● **What is being asked**: Look below. Copy each line that has "Actor" in it.

● **Material provided**:
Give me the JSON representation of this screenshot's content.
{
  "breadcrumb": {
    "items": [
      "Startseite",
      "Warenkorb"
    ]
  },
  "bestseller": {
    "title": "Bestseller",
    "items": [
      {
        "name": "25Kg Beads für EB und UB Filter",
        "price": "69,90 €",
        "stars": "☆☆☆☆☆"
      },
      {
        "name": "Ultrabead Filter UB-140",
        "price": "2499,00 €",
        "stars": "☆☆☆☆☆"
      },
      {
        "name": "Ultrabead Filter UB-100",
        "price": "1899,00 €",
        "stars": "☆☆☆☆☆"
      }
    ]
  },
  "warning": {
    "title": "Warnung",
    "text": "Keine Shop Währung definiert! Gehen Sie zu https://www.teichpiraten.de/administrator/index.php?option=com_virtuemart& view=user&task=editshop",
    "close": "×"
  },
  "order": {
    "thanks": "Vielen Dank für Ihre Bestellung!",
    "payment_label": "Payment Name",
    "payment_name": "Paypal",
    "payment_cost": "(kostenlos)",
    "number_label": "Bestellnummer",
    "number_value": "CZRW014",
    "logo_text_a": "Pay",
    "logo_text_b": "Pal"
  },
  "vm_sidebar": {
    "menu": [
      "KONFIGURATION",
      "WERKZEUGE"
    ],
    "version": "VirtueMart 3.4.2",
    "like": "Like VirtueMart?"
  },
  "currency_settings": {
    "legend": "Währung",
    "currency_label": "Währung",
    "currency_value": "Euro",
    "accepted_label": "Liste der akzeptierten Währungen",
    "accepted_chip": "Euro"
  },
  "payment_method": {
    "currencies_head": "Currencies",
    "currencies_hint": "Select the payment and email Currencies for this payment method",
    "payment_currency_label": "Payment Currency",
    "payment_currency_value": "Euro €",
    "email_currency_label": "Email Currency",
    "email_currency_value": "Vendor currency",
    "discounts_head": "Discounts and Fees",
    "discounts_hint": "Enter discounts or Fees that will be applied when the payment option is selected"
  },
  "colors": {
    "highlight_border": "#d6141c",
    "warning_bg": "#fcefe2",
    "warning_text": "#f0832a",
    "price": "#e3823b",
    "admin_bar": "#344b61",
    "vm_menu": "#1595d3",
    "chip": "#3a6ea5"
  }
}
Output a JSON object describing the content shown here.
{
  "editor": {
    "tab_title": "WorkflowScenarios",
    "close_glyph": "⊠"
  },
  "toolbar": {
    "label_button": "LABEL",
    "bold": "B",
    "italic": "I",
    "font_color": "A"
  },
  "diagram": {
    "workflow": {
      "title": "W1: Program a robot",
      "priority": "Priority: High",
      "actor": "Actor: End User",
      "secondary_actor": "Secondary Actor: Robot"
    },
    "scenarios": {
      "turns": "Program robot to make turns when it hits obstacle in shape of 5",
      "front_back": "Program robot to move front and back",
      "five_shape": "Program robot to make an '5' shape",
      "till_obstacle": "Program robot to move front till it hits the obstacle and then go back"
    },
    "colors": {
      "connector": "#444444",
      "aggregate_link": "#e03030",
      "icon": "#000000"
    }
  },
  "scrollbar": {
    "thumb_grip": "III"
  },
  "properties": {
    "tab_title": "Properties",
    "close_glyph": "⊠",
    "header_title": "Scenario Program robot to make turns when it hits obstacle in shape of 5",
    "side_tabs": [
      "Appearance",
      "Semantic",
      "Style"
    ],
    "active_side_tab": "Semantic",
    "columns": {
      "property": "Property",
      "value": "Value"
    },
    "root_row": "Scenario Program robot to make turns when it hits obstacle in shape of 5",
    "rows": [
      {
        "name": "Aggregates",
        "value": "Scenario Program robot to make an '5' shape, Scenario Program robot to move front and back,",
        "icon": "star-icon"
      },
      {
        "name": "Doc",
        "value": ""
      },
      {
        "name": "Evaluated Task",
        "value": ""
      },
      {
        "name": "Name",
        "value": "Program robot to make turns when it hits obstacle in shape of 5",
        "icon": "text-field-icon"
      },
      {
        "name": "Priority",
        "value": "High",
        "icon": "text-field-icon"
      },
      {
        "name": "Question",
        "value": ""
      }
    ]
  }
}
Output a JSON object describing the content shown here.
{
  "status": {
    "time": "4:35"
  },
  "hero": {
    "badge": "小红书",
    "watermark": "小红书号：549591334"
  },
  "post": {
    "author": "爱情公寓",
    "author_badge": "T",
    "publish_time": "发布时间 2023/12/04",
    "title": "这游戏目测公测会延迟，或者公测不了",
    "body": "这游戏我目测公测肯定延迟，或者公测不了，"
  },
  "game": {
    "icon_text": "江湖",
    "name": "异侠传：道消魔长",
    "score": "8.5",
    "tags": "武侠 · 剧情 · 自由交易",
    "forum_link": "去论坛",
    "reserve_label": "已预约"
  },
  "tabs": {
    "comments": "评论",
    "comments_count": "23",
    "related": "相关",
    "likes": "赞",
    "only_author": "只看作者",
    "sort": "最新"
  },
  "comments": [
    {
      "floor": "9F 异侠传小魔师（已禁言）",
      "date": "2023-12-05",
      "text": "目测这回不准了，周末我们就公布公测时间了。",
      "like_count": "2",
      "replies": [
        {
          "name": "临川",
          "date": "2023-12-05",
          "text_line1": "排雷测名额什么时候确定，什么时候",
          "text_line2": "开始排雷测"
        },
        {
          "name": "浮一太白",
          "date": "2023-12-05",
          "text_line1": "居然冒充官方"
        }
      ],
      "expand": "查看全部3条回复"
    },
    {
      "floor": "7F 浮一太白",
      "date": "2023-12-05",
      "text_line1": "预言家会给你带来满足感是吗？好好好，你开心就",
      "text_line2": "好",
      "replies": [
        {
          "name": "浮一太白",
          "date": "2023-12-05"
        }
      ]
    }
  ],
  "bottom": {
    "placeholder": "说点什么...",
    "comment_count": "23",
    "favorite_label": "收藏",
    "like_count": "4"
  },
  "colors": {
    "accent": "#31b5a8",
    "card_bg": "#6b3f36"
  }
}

● **Result**:
      "actor": "Actor: End User",
      "secondary_actor": "Secondary Actor: Robot"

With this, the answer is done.